◆ EXERCISE
From the line that contains "OCR this image." to the last line of the data below, transcribe every line exactly. Do not include the pictures.

══ THE RECORDS

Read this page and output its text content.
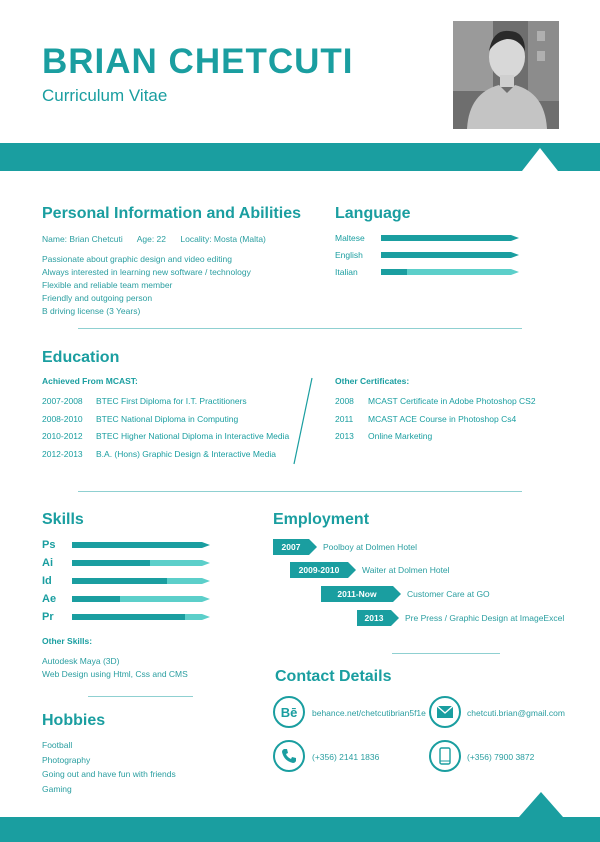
BRIAN CHETCUTI
Curriculum Vitae
Personal Information and Abilities
Name: Brian Chetcuti Age: 22 Locality: Mosta (Malta)
Passionate about graphic design and video editing
Always interested in learning new software / technology
Flexible and reliable team member
Friendly and outgoing person
B driving license (3 Years)
Language
Maltese
English
Italian
Education
Achieved From MCAST:
2007-2008	BTEC First Diploma for I.T. Practitioners
2008-2010	BTEC National Diploma in Computing
2010-2012	BTEC Higher National Diploma in Interactive Media
2012-2013	B.A. (Hons) Graphic Design & Interactive Media
Other Certificates:
2008	MCAST Certificate in Adobe Photoshop CS2
2011	MCAST ACE Course in Photoshop Cs4
2013	Online Marketing
Skills
Ps
Ai
Id
Ae
Pr
Other Skills:
Autodesk Maya (3D)
Web Design using Html, Css and CMS
Hobbies
Football
Photography
Going out and have fun with friends
Gaming
Employment
2007	Poolboy at Dolmen Hotel
2009-2010	Waiter at Dolmen Hotel
2011-Now	Customer Care at GO
2013	Pre Press / Graphic Design at ImageExcel
Contact Details
Bē behance.net/chetcutibrian5f1e	chetcuti.brian@gmail.com
(+356) 2141 1836	(+356) 7900 3872
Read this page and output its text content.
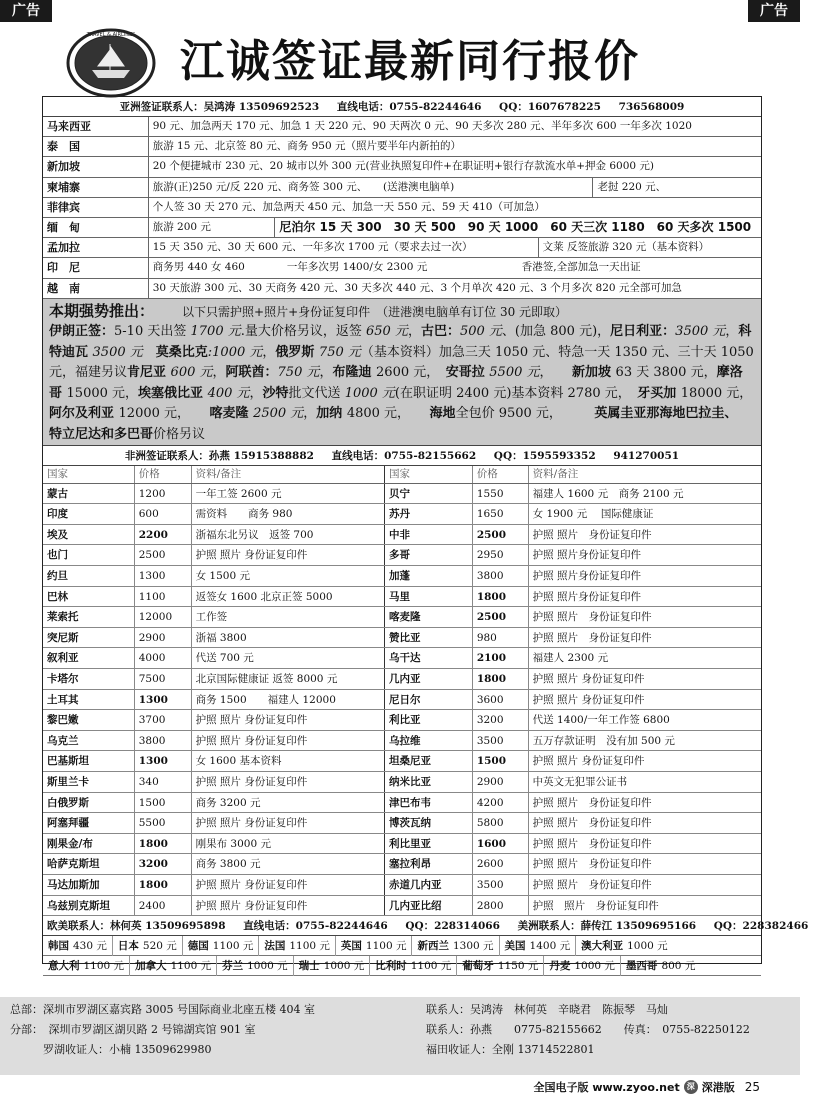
广告	广告
TRAVEL & AIRLINES
江诚签证最新同行报价
亚洲签证联系人：吴鸿涛 13509692523 直线电话：0755-82244646 QQ：1607678225 736568009
马来西亚	90 元、加急两天 170 元、加急 1 天 220 元、90 天两次 0 元、90 天多次 280 元、半年多次 600 一年多次 1020
泰　国	旅游 15 元、北京签 80 元、商务 950 元（照片要半年内新拍的）
新加坡	20 个便捷城市 230 元、20 城市以外 300 元(营业执照复印件+在职证明+银行存款流水单+押金 6000 元)
柬埔寨	旅游(正)250 元/反 220 元、商务签 300 元、　　(送港澳电脑单)	老挝 220 元、
菲律宾	个人签 30 天 270 元、加急两天 450 元、加急一天 550 元、59 天 410（可加急）
缅　甸	旅游 200 元	尼泊尔 15 天 300　30 天 500　90 天 1000　60 天三次 1180　60 天多次 1500
孟加拉	15 天 350 元、30 天 600 元、一年多次 1700 元（要求去过一次）	文莱 反签旅游 320 元（基本资料）
印　尼	商务男 440 女 460　　　　一年多次男 1400/女 2300 元　　　　　　　　　香港签,全部加急一天出证
越　南	30 天旅游 300 元、30 天商务 420 元、30 天多次 440 元、3 个月单次 420 元、3 个月多次 820 元全部可加急
本期强势推出： 以下只需护照+照片+身份证复印件　（进港澳电脑单有订位 30 元即取）
伊朗正签：5-10 天出签 1700 元.量大价格另议，返签 650 元，古巴：500 元、(加急 800 元)，尼日利亚：3500 元，科特迪瓦 3500 元　莫桑比克:1000 元，俄罗斯 750 元（基本资料）加急三天 1050 元、特急一天 1350 元、三十天 1050 元，福建另议肯尼亚 600 元，阿联酋：750 元，布隆迪 2600 元，　安哥拉 5500 元，　　新加坡 63 天 3800 元，摩洛哥 15000 元，埃塞俄比亚 400 元，沙特批文代送 1000 元(在职证明 2400 元)基本资料 2780 元，　牙买加 18000 元，　阿尔及利亚 12000 元，　　喀麦隆 2500 元，加纳 4800 元，　　海地全包价 9500 元，　　　英属圭亚那海地巴拉圭、　特立尼达和多巴哥价格另议
非洲签证联系人：孙燕 15915388882 直线电话：0755-82155662 QQ：1595593352 941270051
国家	价格	资料/备注	国家	价格	资料/备注
蒙古	1200	一年工签 2600 元	贝宁	1550	福建人 1600 元　商务 2100 元
印度	600	需资料　　商务 980	苏丹	1650	女 1900 元　 国际健康证
埃及	2200	浙福东北另议　返签 700	中非	2500	护照 照片　身份证复印件
也门	2500	护照 照片 身份证复印件	多哥	2950	护照 照片身份证复印件
约旦	1300	女 1500 元	加蓬	3800	护照 照片身份证复印件
巴林	1100	返签女 1600 北京正签 5000	马里	1800	护照 照片身份证复印件
莱索托	12000	工作签	喀麦隆	2500	护照 照片　身份证复印件
突尼斯	2900	浙福 3800	赞比亚	980	护照 照片　身份证复印件
叙利亚	4000	代送 700 元	乌干达	2100	福建人 2300 元
卡塔尔	7500	北京国际健康证 返签 8000 元	几内亚	1800	护照 照片 身份证复印件
土耳其	1300	商务 1500　　福建人 12000	尼日尔	3600	护照 照片 身份证复印件
黎巴嫩	3700	护照 照片 身份证复印件	利比亚	3200	代送 1400/一年工作签 6800
乌克兰	3800	护照 照片 身份证复印件	乌拉维	3500	五万存款证明　没有加 500 元
巴基斯坦	1300	女 1600 基本资料	坦桑尼亚	1500	护照 照片 身份证复印件
斯里兰卡	340	护照 照片 身份证复印件	纳米比亚	2900	中英文无犯罪公证书
白俄罗斯	1500	商务 3200 元	津巴布韦	4200	护照 照片　身份证复印件
阿塞拜疆	5500	护照 照片 身份证复印件	博茨瓦纳	5800	护照 照片　身份证复印件
刚果金/布	1800	刚果布 3000 元	利比里亚	1600	护照 照片　身份证复印件
哈萨克斯坦	3200	商务 3800 元	塞拉利昂	2600	护照 照片　身份证复印件
马达加斯加	1800	护照 照片 身份证复印件	赤道几内亚	3500	护照 照片　身份证复印件
乌兹别克斯坦	2400	护照 照片 身份证复印件	几内亚比绍	2800	护照　照片　身份证复印件
欧美联系人：林何英 13509695898 直线电话：0755-82244646 QQ：228314066 美洲联系人：薛传江 13509695166 QQ：228382466
韩国 430 元	日本 520 元	德国 1100 元	法国 1100 元	英国 1100 元	新西兰 1300 元	美国 1400 元	澳大利亚 1000 元
意大利 1100 元	加拿大 1100 元	芬兰 1000 元	瑞士 1000 元	比利时 1100 元	葡萄牙 1150 元	丹麦 1000 元	墨西哥 800 元
总部：深圳市罗湖区嘉宾路 3005 号国际商业北座五楼 404 室	联系人：吴鸿涛　林何英　辛晓君　陈振琴　马灿
分部：　深圳市罗湖区湖贝路 2 号锦湖宾馆 901 室	联系人：孙燕　　0775-82155662　　传真：　0755-82250122
　　　罗湖收证人：小楠 13509629980	福田收证人：全刚 13714522801
全国电子版 www.zyoo.net 深 深港版 25
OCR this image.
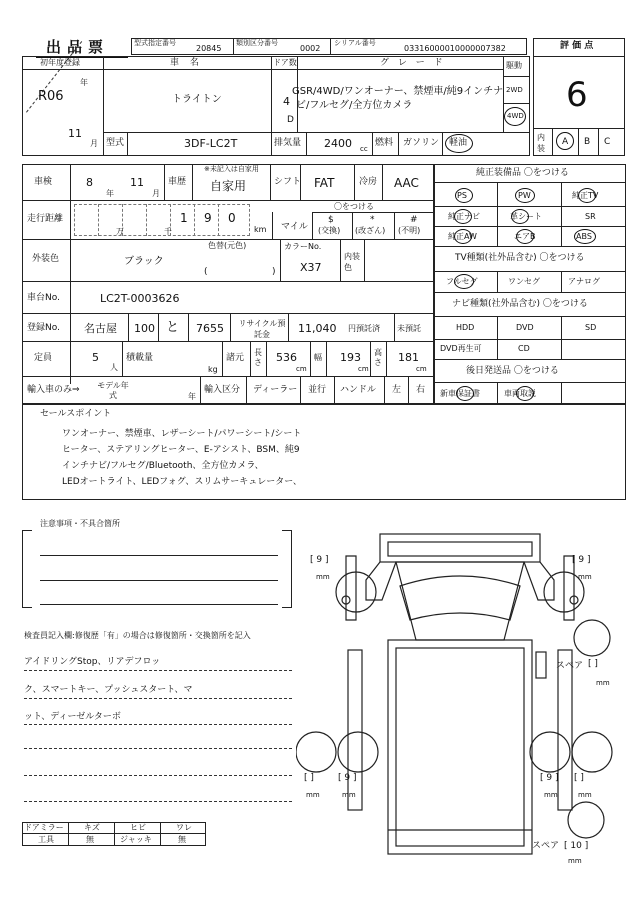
出品票	型式指定番号
20845
類別区分番号
0002
シリアル番号
03316000010000007382	評 価 点
6
内装
A B C
初年度登録
R06
年
11
月
車 名
トライトン
ドア数
4
D
グ レ ー ド
GSR/4WD/ワンオーナー、禁煙車/純9インチナ
ビ/フルセグ/全方位カメラ
駆動
2WD
4WD
型式	3DF-LC2T	排気量 2400 cc
燃料 ガソリン 軽油
車検	8
年
11
月
車歴
※未記入は自家用
自家用	シフト FAT	冷房 AAC
走行距離
万	千
1 9 0
km マイル
〇をつける
$
(交換)
*
(改ざん)
#
(不明)
外装色
色替(元色)
ブラック
(	)
カラーNo.
X37
内装色
車台No.	LC2T-0003626
登録No. 名古屋 100 と 7655	リサイクル預託金	11,040 円預託済 未預託
定員	5
人
積載量
kg
諸元
長さ 536
cm
幅 193
cm
高さ 181
cm
輸入車のみ⇒	モデル年式	年
輸入区分 ディーラー 並行 ハンドル 左 右
純正装備品 〇をつける
PS	PW	純正TV
純正ナビ	革シート	SR
純正AW	エアB	ABS
TV種類(社外品含む) 〇をつける
フルセグ	ワンセグ	アナログ
ナビ種類(社外品含む) 〇をつける
HDD	DVD	SD
DVD再生可	CD
後日発送品 〇をつける
新車保証書	車両取説
セールスポイント
ワンオーナー、禁煙車、レザーシート/パワーシート/シート
ヒーター、ステアリングヒーター、E-アシスト、BSM、純9
インチナビ/フルセグ/Bluetooth、全方位カメラ、
LEDオートライト、LEDフォグ、スリムサーキュレーター、
注意事項・不具合箇所
検査員記入欄:修復歴「有」の場合は修復箇所・交換箇所を記入
アイドリングStop、リアデフロッ
ク、スマートキー、プッシュスタート、マ
ット、ディーゼルターボ
ドアミラー	キズ	ヒビ	ワレ
工具	無	ジャッキ	無
[ 9 ]
mm
[ 9 ]
mm
スペア [ ]
mm
[ ]
mm
[ 9 ]
mm
[ 9 ]
mm
[ ]
mm
スペア [ 10 ]
mm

════

◆ TASK ANSWER
OCR this image.
出品票	型式指定番号
20845
類別区分番号
0002
シリアル番号
03316000010000007382	評 価 点
6
内装
A B C
初年度登録
R06
年
11
月
車 名
トライトン
ドア数
4
D
グ レ ー ド
GSR/4WD/ワンオーナー、禁煙車/純9インチナ
ビ/フルセグ/全方位カメラ
駆動
2WD
4WD
型式	3DF-LC2T	排気量 2400 cc
燃料 ガソリン 軽油
車検	8
年
11
月
車歴
※未記入は自家用
自家用	シフト FAT	冷房 AAC
走行距離
万	千
1 9 0
km マイル
〇をつける
$
(交換)
*
(改ざん)
#
(不明)
外装色
色替(元色)
ブラック
(	)
カラーNo.
X37
内装色
車台No.	LC2T-0003626
登録No. 名古屋 100 と 7655	リサイクル預託金	11,040 円預託済 未預託
定員	5
人
積載量
kg
諸元
長さ 536
cm
幅 193
cm
高さ 181
cm
輸入車のみ⇒	モデル年式	年
輸入区分 ディーラー 並行 ハンドル 左 右
純正装備品 〇をつける
PS	PW	純正TV
純正ナビ	革シート	SR
純正AW	エアB	ABS
TV種類(社外品含む) 〇をつける
フルセグ	ワンセグ	アナログ
ナビ種類(社外品含む) 〇をつける
HDD	DVD	SD
DVD再生可	CD
後日発送品 〇をつける
新車保証書	車両取説
セールスポイント
ワンオーナー、禁煙車、レザーシート/パワーシート/シート
ヒーター、ステアリングヒーター、E-アシスト、BSM、純9
インチナビ/フルセグ/Bluetooth、全方位カメラ、
LEDオートライト、LEDフォグ、スリムサーキュレーター、
注意事項・不具合箇所
検査員記入欄:修復歴「有」の場合は修復箇所・交換箇所を記入
アイドリングStop、リアデフロッ
ク、スマートキー、プッシュスタート、マ
ット、ディーゼルターボ
ドアミラー	キズ	ヒビ	ワレ
工具	無	ジャッキ	無
[ 9 ]
mm
[ 9 ]
mm
スペア [ ]
mm
[ ]
mm
[ 9 ]
mm
[ 9 ]
mm
[ ]
mm
スペア [ 10 ]
mm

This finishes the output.